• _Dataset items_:
* * * * * * *

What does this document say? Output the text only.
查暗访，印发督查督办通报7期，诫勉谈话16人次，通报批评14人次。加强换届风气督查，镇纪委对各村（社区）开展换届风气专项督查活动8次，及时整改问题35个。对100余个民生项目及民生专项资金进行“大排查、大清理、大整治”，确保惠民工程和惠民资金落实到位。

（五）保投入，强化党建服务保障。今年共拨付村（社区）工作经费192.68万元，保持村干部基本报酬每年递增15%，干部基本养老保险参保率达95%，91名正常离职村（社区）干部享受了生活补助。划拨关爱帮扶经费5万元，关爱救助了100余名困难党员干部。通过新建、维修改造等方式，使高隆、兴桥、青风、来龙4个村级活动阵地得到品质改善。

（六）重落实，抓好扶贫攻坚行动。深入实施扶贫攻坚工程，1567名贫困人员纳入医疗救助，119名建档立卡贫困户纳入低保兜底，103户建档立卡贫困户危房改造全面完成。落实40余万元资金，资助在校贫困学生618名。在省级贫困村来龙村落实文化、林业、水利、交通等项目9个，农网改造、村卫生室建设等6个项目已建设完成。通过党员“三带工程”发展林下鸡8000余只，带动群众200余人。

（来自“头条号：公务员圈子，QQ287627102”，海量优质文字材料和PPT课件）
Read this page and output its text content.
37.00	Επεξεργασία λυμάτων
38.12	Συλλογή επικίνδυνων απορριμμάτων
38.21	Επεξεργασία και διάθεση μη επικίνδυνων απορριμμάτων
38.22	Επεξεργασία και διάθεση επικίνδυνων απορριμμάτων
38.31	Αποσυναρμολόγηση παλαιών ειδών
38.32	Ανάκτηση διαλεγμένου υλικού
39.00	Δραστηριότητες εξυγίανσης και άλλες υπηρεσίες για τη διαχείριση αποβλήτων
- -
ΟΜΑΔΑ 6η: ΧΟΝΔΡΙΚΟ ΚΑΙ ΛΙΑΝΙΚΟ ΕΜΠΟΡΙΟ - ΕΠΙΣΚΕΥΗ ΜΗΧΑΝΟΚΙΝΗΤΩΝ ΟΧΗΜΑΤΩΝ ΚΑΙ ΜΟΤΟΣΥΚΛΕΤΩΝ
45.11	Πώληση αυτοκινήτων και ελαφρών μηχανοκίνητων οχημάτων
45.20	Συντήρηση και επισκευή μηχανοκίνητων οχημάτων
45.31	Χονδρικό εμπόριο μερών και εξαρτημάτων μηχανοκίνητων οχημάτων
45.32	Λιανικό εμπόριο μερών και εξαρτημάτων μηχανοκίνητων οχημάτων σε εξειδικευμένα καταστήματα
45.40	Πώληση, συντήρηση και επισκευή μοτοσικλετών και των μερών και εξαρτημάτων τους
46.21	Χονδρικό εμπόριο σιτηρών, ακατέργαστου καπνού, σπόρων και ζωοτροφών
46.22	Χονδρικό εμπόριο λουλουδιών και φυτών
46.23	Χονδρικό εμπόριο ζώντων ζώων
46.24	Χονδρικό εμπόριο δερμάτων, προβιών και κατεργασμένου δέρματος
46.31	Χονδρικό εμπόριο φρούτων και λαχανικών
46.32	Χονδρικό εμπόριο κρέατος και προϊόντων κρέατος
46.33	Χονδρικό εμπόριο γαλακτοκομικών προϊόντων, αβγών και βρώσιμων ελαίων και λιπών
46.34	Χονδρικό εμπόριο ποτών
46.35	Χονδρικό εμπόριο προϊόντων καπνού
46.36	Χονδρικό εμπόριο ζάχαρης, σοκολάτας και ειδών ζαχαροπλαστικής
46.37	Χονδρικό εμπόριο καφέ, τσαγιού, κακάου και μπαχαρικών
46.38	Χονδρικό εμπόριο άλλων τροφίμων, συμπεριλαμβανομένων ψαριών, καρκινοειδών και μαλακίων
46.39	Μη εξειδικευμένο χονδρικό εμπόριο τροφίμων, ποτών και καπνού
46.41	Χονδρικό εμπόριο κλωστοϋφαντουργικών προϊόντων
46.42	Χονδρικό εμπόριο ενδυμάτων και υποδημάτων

* * * * * * *

Take the entries and copy them out exactly.

What does this document say? Output the text only.
查暗访，印发督查督办通报7期，诫勉谈话16人次，通报批评14人次。加强换届风气督查，镇纪委对各村（社区）开展换届风气专项督查活动8次，及时整改问题35个。对100余个民生项目及民生专项资金进行“大排查、大清理、大整治”，确保惠民工程和惠民资金落实到位。

（五）保投入，强化党建服务保障。今年共拨付村（社区）工作经费192.68万元，保持村干部基本报酬每年递增15%，干部基本养老保险参保率达95%，91名正常离职村（社区）干部享受了生活补助。划拨关爱帮扶经费5万元，关爱救助了100余名困难党员干部。通过新建、维修改造等方式，使高隆、兴桥、青风、来龙4个村级活动阵地得到品质改善。

（六）重落实，抓好扶贫攻坚行动。深入实施扶贫攻坚工程，1567名贫困人员纳入医疗救助，119名建档立卡贫困户纳入低保兜底，103户建档立卡贫困户危房改造全面完成。落实40余万元资金，资助在校贫困学生618名。在省级贫困村来龙村落实文化、林业、水利、交通等项目9个，农网改造、村卫生室建设等6个项目已建设完成。通过党员“三带工程”发展林下鸡8000余只，带动群众200余人。

（来自“头条号：公务员圈子，QQ287627102”，海量优质文字材料和PPT课件）
Read this page and output its text content.
37.00	Επεξεργασία λυμάτων
38.12	Συλλογή επικίνδυνων απορριμμάτων
38.21	Επεξεργασία και διάθεση μη επικίνδυνων απορριμμάτων
38.22	Επεξεργασία και διάθεση επικίνδυνων απορριμμάτων
38.31	Αποσυναρμολόγηση παλαιών ειδών
38.32	Ανάκτηση διαλεγμένου υλικού
39.00	Δραστηριότητες εξυγίανσης και άλλες υπηρεσίες για τη διαχείριση αποβλήτων
- -
ΟΜΑΔΑ 6η: ΧΟΝΔΡΙΚΟ ΚΑΙ ΛΙΑΝΙΚΟ ΕΜΠΟΡΙΟ - ΕΠΙΣΚΕΥΗ ΜΗΧΑΝΟΚΙΝΗΤΩΝ ΟΧΗΜΑΤΩΝ ΚΑΙ ΜΟΤΟΣΥΚΛΕΤΩΝ
45.11	Πώληση αυτοκινήτων και ελαφρών μηχανοκίνητων οχημάτων
45.20	Συντήρηση και επισκευή μηχανοκίνητων οχημάτων
45.31	Χονδρικό εμπόριο μερών και εξαρτημάτων μηχανοκίνητων οχημάτων
45.32	Λιανικό εμπόριο μερών και εξαρτημάτων μηχανοκίνητων οχημάτων σε εξειδικευμένα καταστήματα
45.40	Πώληση, συντήρηση και επισκευή μοτοσικλετών και των μερών και εξαρτημάτων τους
46.21	Χονδρικό εμπόριο σιτηρών, ακατέργαστου καπνού, σπόρων και ζωοτροφών
46.22	Χονδρικό εμπόριο λουλουδιών και φυτών
46.23	Χονδρικό εμπόριο ζώντων ζώων
46.24	Χονδρικό εμπόριο δερμάτων, προβιών και κατεργασμένου δέρματος
46.31	Χονδρικό εμπόριο φρούτων και λαχανικών
46.32	Χονδρικό εμπόριο κρέατος και προϊόντων κρέατος
46.33	Χονδρικό εμπόριο γαλακτοκομικών προϊόντων, αβγών και βρώσιμων ελαίων και λιπών
46.34	Χονδρικό εμπόριο ποτών
46.35	Χονδρικό εμπόριο προϊόντων καπνού
46.36	Χονδρικό εμπόριο ζάχαρης, σοκολάτας και ειδών ζαχαροπλαστικής
46.37	Χονδρικό εμπόριο καφέ, τσαγιού, κακάου και μπαχαρικών
46.38	Χονδρικό εμπόριο άλλων τροφίμων, συμπεριλαμβανομένων ψαριών, καρκινοειδών και μαλακίων
46.39	Μη εξειδικευμένο χονδρικό εμπόριο τροφίμων, ποτών και καπνού
46.41	Χονδρικό εμπόριο κλωστοϋφαντουργικών προϊόντων
46.42	Χονδρικό εμπόριο ενδυμάτων και υποδημάτων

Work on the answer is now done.